> TASK REQUIREMENTS
Output the material exactly, but drop every image it holds.

==== SUPPLIED MATERIAL

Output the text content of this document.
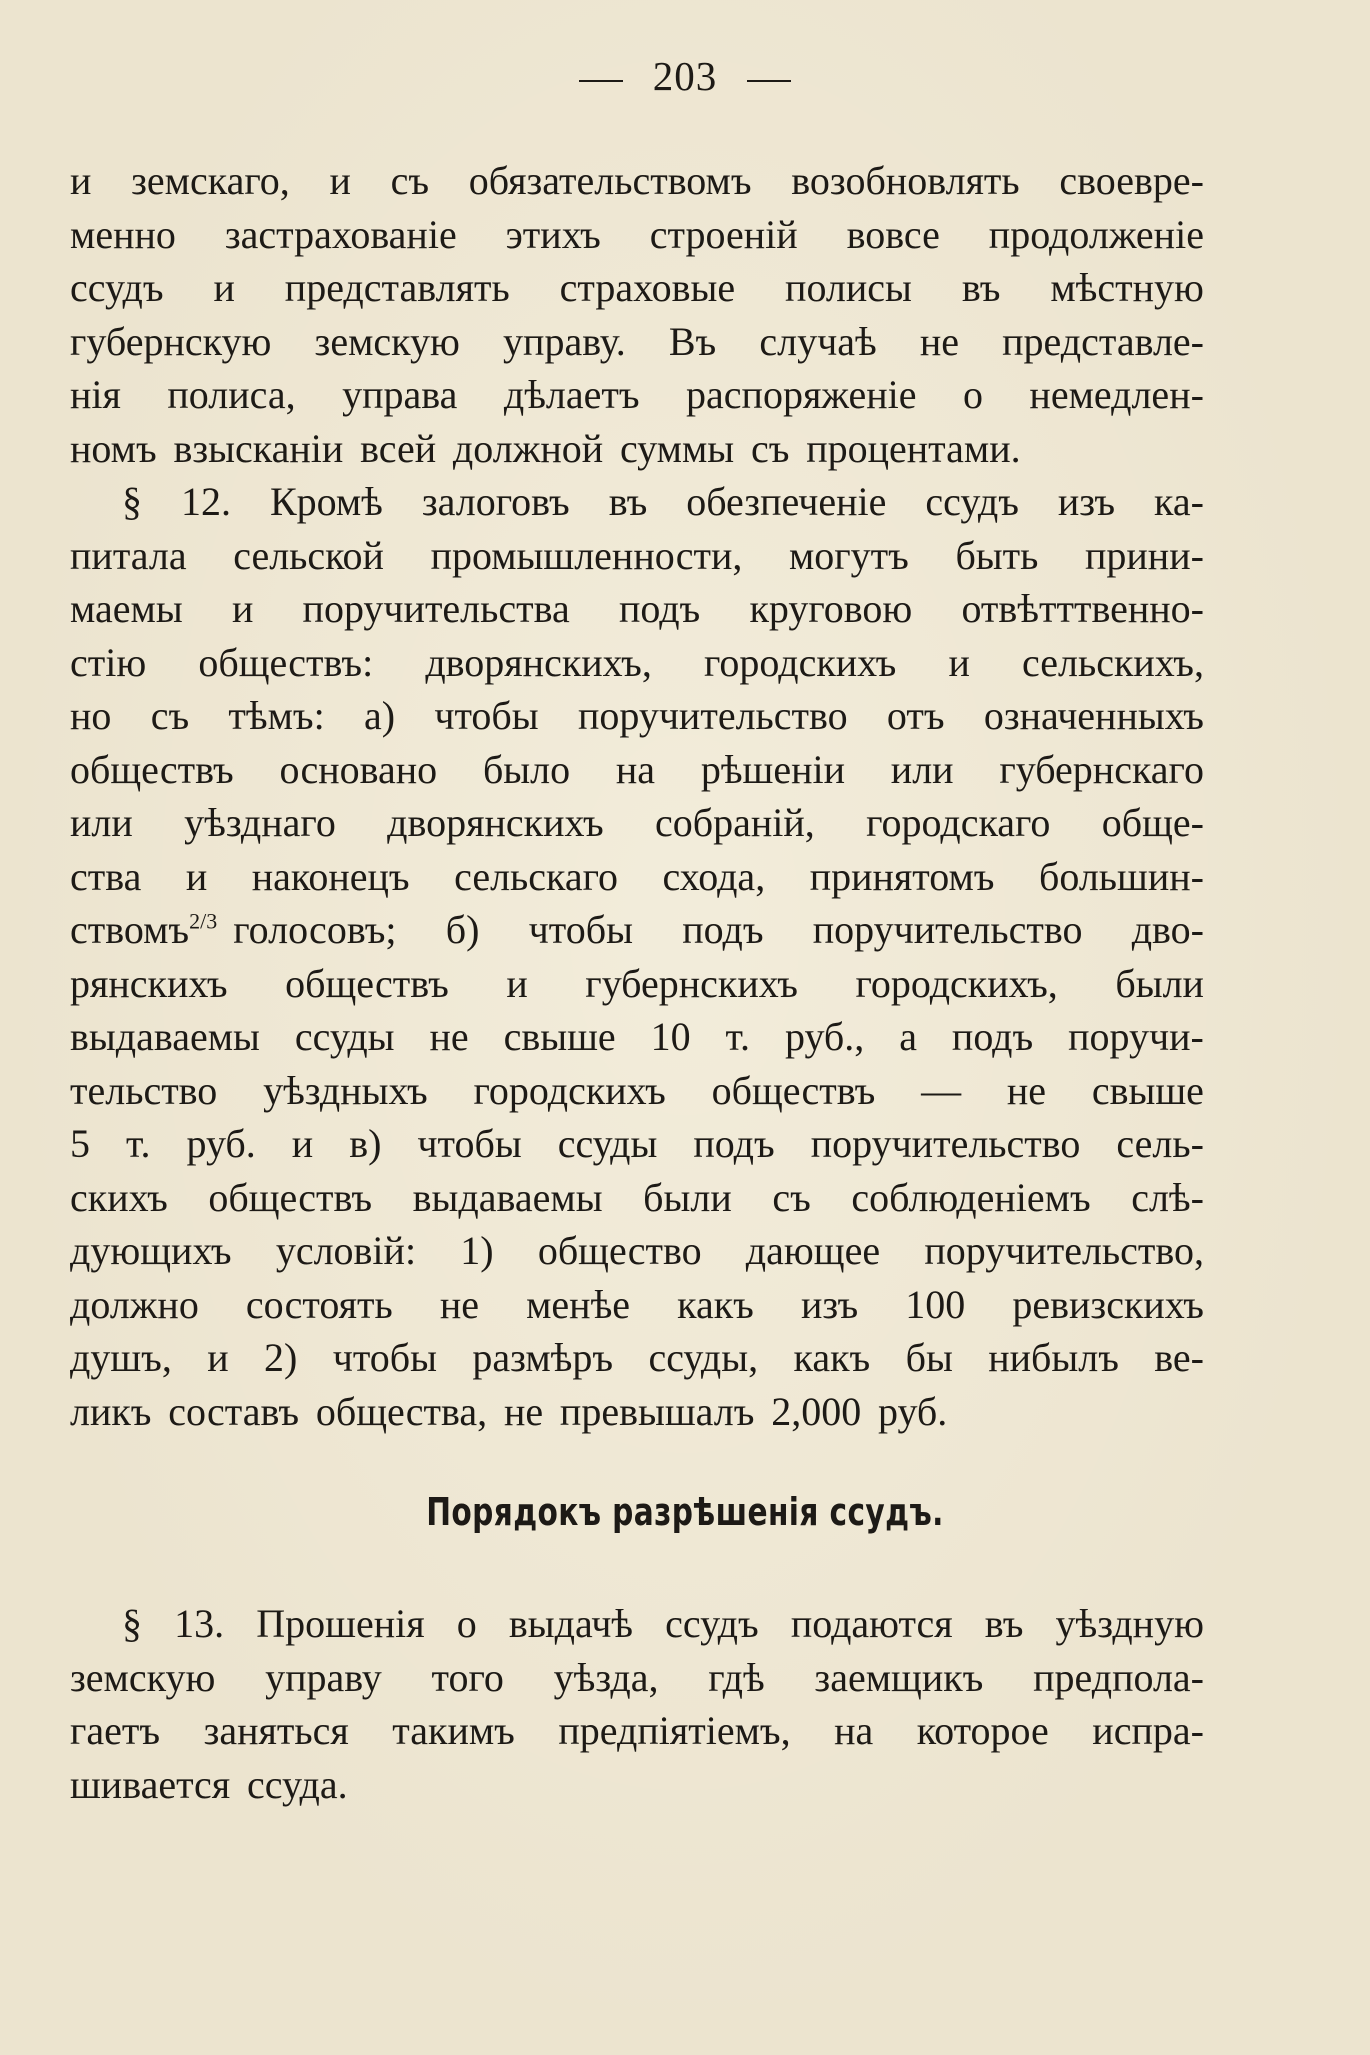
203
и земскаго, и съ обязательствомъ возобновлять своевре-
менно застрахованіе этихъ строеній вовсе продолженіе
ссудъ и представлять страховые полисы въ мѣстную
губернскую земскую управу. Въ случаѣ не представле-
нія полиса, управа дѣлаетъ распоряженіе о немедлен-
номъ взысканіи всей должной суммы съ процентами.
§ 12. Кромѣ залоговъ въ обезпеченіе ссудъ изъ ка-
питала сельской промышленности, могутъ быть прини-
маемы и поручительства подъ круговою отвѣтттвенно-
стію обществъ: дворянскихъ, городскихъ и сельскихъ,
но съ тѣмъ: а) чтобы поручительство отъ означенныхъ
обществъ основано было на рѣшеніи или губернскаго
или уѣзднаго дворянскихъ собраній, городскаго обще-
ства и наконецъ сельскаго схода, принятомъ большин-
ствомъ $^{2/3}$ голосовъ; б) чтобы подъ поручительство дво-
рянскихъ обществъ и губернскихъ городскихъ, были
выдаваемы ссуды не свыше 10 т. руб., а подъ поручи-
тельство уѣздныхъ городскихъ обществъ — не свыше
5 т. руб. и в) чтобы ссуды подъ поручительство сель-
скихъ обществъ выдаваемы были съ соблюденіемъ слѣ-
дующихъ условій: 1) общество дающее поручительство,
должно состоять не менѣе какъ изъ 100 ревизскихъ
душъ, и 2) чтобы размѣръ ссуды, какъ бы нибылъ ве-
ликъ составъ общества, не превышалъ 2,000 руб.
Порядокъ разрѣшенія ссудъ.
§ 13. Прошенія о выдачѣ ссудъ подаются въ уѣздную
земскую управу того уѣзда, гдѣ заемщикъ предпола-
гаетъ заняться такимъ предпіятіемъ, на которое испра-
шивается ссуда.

========

> TASK RESPONSE
Output the text content of this document.
203
и земскаго, и съ обязательствомъ возобновлять своевре-
менно застрахованіе этихъ строеній вовсе продолженіе
ссудъ и представлять страховые полисы въ мѣстную
губернскую земскую управу. Въ случаѣ не представле-
нія полиса, управа дѣлаетъ распоряженіе о немедлен-
номъ взысканіи всей должной суммы съ процентами.
§ 12. Кромѣ залоговъ въ обезпеченіе ссудъ изъ ка-
питала сельской промышленности, могутъ быть прини-
маемы и поручительства подъ круговою отвѣтттвенно-
стію обществъ: дворянскихъ, городскихъ и сельскихъ,
но съ тѣмъ: а) чтобы поручительство отъ означенныхъ
обществъ основано было на рѣшеніи или губернскаго
или уѣзднаго дворянскихъ собраній, городскаго обще-
ства и наконецъ сельскаго схода, принятомъ большин-
ствомъ $^{2/3}$ голосовъ; б) чтобы подъ поручительство дво-
рянскихъ обществъ и губернскихъ городскихъ, были
выдаваемы ссуды не свыше 10 т. руб., а подъ поручи-
тельство уѣздныхъ городскихъ обществъ — не свыше
5 т. руб. и в) чтобы ссуды подъ поручительство сель-
скихъ обществъ выдаваемы были съ соблюденіемъ слѣ-
дующихъ условій: 1) общество дающее поручительство,
должно состоять не менѣе какъ изъ 100 ревизскихъ
душъ, и 2) чтобы размѣръ ссуды, какъ бы нибылъ ве-
ликъ составъ общества, не превышалъ 2,000 руб.
Порядокъ разрѣшенія ссудъ.
§ 13. Прошенія о выдачѣ ссудъ подаются въ уѣздную
земскую управу того уѣзда, гдѣ заемщикъ предпола-
гаетъ заняться такимъ предпіятіемъ, на которое испра-
шивается ссуда.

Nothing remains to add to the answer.